**REQUIRED TASK**:
Set down each entry from the block beneath, exactly as written.

**DATASET CONTENT**:
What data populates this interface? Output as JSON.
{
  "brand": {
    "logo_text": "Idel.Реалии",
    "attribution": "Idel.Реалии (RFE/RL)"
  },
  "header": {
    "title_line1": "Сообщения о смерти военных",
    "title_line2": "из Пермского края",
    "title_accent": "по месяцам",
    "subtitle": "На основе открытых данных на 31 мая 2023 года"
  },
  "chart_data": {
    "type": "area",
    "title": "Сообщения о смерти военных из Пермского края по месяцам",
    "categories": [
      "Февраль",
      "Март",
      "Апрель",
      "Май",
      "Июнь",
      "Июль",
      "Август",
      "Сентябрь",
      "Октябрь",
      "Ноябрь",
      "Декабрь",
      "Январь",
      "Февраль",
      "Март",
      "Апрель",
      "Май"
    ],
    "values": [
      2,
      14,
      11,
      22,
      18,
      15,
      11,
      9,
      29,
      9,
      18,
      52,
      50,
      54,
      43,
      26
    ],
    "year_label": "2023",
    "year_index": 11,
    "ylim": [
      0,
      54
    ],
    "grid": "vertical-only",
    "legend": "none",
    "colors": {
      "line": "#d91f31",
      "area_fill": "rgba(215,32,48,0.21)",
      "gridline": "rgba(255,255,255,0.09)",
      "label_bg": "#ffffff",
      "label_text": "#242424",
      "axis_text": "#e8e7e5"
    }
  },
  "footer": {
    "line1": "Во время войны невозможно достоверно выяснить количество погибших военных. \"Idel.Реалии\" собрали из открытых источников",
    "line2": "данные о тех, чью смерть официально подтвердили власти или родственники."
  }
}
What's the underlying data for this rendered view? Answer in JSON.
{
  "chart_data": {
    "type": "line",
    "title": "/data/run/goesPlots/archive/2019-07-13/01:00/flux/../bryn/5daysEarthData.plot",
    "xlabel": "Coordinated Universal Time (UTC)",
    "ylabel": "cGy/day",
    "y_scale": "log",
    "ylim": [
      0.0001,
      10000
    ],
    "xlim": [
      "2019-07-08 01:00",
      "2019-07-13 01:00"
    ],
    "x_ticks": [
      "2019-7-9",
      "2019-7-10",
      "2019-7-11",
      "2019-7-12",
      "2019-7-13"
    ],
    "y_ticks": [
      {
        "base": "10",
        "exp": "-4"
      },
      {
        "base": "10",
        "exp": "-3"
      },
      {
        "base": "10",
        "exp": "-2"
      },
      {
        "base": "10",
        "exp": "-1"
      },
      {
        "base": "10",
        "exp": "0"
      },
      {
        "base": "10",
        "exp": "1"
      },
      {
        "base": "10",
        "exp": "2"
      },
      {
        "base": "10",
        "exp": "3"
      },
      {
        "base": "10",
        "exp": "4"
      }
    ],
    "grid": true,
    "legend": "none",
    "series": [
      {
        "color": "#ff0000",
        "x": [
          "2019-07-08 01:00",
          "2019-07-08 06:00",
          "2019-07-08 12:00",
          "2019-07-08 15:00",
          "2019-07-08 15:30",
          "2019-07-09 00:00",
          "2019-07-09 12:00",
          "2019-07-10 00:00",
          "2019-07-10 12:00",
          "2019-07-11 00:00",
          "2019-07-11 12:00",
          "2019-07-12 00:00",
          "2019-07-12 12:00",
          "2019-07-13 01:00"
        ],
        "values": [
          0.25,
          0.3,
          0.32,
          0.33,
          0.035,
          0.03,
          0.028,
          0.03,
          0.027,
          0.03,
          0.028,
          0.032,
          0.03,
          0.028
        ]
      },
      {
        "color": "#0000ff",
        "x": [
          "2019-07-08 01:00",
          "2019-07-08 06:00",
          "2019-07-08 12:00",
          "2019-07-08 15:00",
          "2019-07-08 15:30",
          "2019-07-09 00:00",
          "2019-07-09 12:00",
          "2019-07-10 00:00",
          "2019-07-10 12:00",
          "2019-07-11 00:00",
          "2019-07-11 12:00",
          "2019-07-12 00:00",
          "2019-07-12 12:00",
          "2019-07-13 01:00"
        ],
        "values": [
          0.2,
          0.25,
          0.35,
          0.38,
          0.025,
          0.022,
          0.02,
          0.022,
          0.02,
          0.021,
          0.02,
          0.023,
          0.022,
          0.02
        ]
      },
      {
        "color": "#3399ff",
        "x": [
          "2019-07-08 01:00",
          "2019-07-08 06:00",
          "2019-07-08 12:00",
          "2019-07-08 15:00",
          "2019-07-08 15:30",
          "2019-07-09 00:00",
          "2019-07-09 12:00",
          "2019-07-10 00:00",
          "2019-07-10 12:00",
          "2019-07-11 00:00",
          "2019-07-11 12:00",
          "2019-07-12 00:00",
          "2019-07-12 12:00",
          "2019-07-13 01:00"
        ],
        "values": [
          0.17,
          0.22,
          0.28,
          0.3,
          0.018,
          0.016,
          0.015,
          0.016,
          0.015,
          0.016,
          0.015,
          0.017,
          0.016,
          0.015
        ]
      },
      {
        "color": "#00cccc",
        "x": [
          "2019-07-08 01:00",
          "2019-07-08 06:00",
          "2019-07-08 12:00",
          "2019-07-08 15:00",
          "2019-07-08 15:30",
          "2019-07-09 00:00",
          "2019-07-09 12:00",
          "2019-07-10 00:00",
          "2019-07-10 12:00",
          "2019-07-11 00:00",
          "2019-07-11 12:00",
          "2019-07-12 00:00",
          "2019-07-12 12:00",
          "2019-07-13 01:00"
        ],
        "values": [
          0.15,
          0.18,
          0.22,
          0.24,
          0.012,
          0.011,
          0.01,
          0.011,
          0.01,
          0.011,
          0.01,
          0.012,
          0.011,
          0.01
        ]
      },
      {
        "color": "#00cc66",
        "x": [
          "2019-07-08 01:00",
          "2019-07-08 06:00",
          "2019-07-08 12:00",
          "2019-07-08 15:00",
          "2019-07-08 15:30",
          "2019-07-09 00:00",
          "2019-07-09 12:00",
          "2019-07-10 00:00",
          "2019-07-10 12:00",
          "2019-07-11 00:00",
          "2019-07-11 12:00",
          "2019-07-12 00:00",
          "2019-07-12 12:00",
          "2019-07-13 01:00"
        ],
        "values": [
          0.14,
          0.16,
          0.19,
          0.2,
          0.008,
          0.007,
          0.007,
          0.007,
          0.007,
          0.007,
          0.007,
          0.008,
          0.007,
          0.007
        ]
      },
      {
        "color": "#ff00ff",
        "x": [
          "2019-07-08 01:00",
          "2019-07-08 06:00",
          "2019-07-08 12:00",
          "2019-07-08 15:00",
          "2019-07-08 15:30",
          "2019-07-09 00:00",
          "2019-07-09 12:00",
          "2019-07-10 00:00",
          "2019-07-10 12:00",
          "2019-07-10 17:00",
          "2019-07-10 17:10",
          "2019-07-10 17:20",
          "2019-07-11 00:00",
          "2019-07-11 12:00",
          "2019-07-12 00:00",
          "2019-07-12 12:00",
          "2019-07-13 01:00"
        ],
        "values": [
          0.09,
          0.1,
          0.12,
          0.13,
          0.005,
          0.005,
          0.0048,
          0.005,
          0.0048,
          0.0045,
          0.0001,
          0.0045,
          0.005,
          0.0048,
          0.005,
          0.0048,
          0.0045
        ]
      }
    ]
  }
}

**ANSWER TO THE EXERCISE**:
What data populates this interface? Output as JSON.
{
  "brand": {
    "logo_text": "Idel.Реалии",
    "attribution": "Idel.Реалии (RFE/RL)"
  },
  "header": {
    "title_line1": "Сообщения о смерти военных",
    "title_line2": "из Пермского края",
    "title_accent": "по месяцам",
    "subtitle": "На основе открытых данных на 31 мая 2023 года"
  },
  "chart_data": {
    "type": "area",
    "title": "Сообщения о смерти военных из Пермского края по месяцам",
    "categories": [
      "Февраль",
      "Март",
      "Апрель",
      "Май",
      "Июнь",
      "Июль",
      "Август",
      "Сентябрь",
      "Октябрь",
      "Ноябрь",
      "Декабрь",
      "Январь",
      "Февраль",
      "Март",
      "Апрель",
      "Май"
    ],
    "values": [
      2,
      14,
      11,
      22,
      18,
      15,
      11,
      9,
      29,
      9,
      18,
      52,
      50,
      54,
      43,
      26
    ],
    "year_label": "2023",
    "year_index": 11,
    "ylim": [
      0,
      54
    ],
    "grid": "vertical-only",
    "legend": "none",
    "colors": {
      "line": "#d91f31",
      "area_fill": "rgba(215,32,48,0.21)",
      "gridline": "rgba(255,255,255,0.09)",
      "label_bg": "#ffffff",
      "label_text": "#242424",
      "axis_text": "#e8e7e5"
    }
  },
  "footer": {
    "line1": "Во время войны невозможно достоверно выяснить количество погибших военных. \"Idel.Реалии\" собрали из открытых источников",
    "line2": "данные о тех, чью смерть официально подтвердили власти или родственники."
  }
}
What's the underlying data for this rendered view? Answer in JSON.
{
  "chart_data": {
    "type": "line",
    "title": "/data/run/goesPlots/archive/2019-07-13/01:00/flux/../bryn/5daysEarthData.plot",
    "xlabel": "Coordinated Universal Time (UTC)",
    "ylabel": "cGy/day",
    "y_scale": "log",
    "ylim": [
      0.0001,
      10000
    ],
    "xlim": [
      "2019-07-08 01:00",
      "2019-07-13 01:00"
    ],
    "x_ticks": [
      "2019-7-9",
      "2019-7-10",
      "2019-7-11",
      "2019-7-12",
      "2019-7-13"
    ],
    "y_ticks": [
      {
        "base": "10",
        "exp": "-4"
      },
      {
        "base": "10",
        "exp": "-3"
      },
      {
        "base": "10",
        "exp": "-2"
      },
      {
        "base": "10",
        "exp": "-1"
      },
      {
        "base": "10",
        "exp": "0"
      },
      {
        "base": "10",
        "exp": "1"
      },
      {
        "base": "10",
        "exp": "2"
      },
      {
        "base": "10",
        "exp": "3"
      },
      {
        "base": "10",
        "exp": "4"
      }
    ],
    "grid": true,
    "legend": "none",
    "series": [
      {
        "color": "#ff0000",
        "x": [
          "2019-07-08 01:00",
          "2019-07-08 06:00",
          "2019-07-08 12:00",
          "2019-07-08 15:00",
          "2019-07-08 15:30",
          "2019-07-09 00:00",
          "2019-07-09 12:00",
          "2019-07-10 00:00",
          "2019-07-10 12:00",
          "2019-07-11 00:00",
          "2019-07-11 12:00",
          "2019-07-12 00:00",
          "2019-07-12 12:00",
          "2019-07-13 01:00"
        ],
        "values": [
          0.25,
          0.3,
          0.32,
          0.33,
          0.035,
          0.03,
          0.028,
          0.03,
          0.027,
          0.03,
          0.028,
          0.032,
          0.03,
          0.028
        ]
      },
      {
        "color": "#0000ff",
        "x": [
          "2019-07-08 01:00",
          "2019-07-08 06:00",
          "2019-07-08 12:00",
          "2019-07-08 15:00",
          "2019-07-08 15:30",
          "2019-07-09 00:00",
          "2019-07-09 12:00",
          "2019-07-10 00:00",
          "2019-07-10 12:00",
          "2019-07-11 00:00",
          "2019-07-11 12:00",
          "2019-07-12 00:00",
          "2019-07-12 12:00",
          "2019-07-13 01:00"
        ],
        "values": [
          0.2,
          0.25,
          0.35,
          0.38,
          0.025,
          0.022,
          0.02,
          0.022,
          0.02,
          0.021,
          0.02,
          0.023,
          0.022,
          0.02
        ]
      },
      {
        "color": "#3399ff",
        "x": [
          "2019-07-08 01:00",
          "2019-07-08 06:00",
          "2019-07-08 12:00",
          "2019-07-08 15:00",
          "2019-07-08 15:30",
          "2019-07-09 00:00",
          "2019-07-09 12:00",
          "2019-07-10 00:00",
          "2019-07-10 12:00",
          "2019-07-11 00:00",
          "2019-07-11 12:00",
          "2019-07-12 00:00",
          "2019-07-12 12:00",
          "2019-07-13 01:00"
        ],
        "values": [
          0.17,
          0.22,
          0.28,
          0.3,
          0.018,
          0.016,
          0.015,
          0.016,
          0.015,
          0.016,
          0.015,
          0.017,
          0.016,
          0.015
        ]
      },
      {
        "color": "#00cccc",
        "x": [
          "2019-07-08 01:00",
          "2019-07-08 06:00",
          "2019-07-08 12:00",
          "2019-07-08 15:00",
          "2019-07-08 15:30",
          "2019-07-09 00:00",
          "2019-07-09 12:00",
          "2019-07-10 00:00",
          "2019-07-10 12:00",
          "2019-07-11 00:00",
          "2019-07-11 12:00",
          "2019-07-12 00:00",
          "2019-07-12 12:00",
          "2019-07-13 01:00"
        ],
        "values": [
          0.15,
          0.18,
          0.22,
          0.24,
          0.012,
          0.011,
          0.01,
          0.011,
          0.01,
          0.011,
          0.01,
          0.012,
          0.011,
          0.01
        ]
      },
      {
        "color": "#00cc66",
        "x": [
          "2019-07-08 01:00",
          "2019-07-08 06:00",
          "2019-07-08 12:00",
          "2019-07-08 15:00",
          "2019-07-08 15:30",
          "2019-07-09 00:00",
          "2019-07-09 12:00",
          "2019-07-10 00:00",
          "2019-07-10 12:00",
          "2019-07-11 00:00",
          "2019-07-11 12:00",
          "2019-07-12 00:00",
          "2019-07-12 12:00",
          "2019-07-13 01:00"
        ],
        "values": [
          0.14,
          0.16,
          0.19,
          0.2,
          0.008,
          0.007,
          0.007,
          0.007,
          0.007,
          0.007,
          0.007,
          0.008,
          0.007,
          0.007
        ]
      },
      {
        "color": "#ff00ff",
        "x": [
          "2019-07-08 01:00",
          "2019-07-08 06:00",
          "2019-07-08 12:00",
          "2019-07-08 15:00",
          "2019-07-08 15:30",
          "2019-07-09 00:00",
          "2019-07-09 12:00",
          "2019-07-10 00:00",
          "2019-07-10 12:00",
          "2019-07-10 17:00",
          "2019-07-10 17:10",
          "2019-07-10 17:20",
          "2019-07-11 00:00",
          "2019-07-11 12:00",
          "2019-07-12 00:00",
          "2019-07-12 12:00",
          "2019-07-13 01:00"
        ],
        "values": [
          0.09,
          0.1,
          0.12,
          0.13,
          0.005,
          0.005,
          0.0048,
          0.005,
          0.0048,
          0.0045,
          0.0001,
          0.0045,
          0.005,
          0.0048,
          0.005,
          0.0048,
          0.0045
        ]
      }
    ]
  }
}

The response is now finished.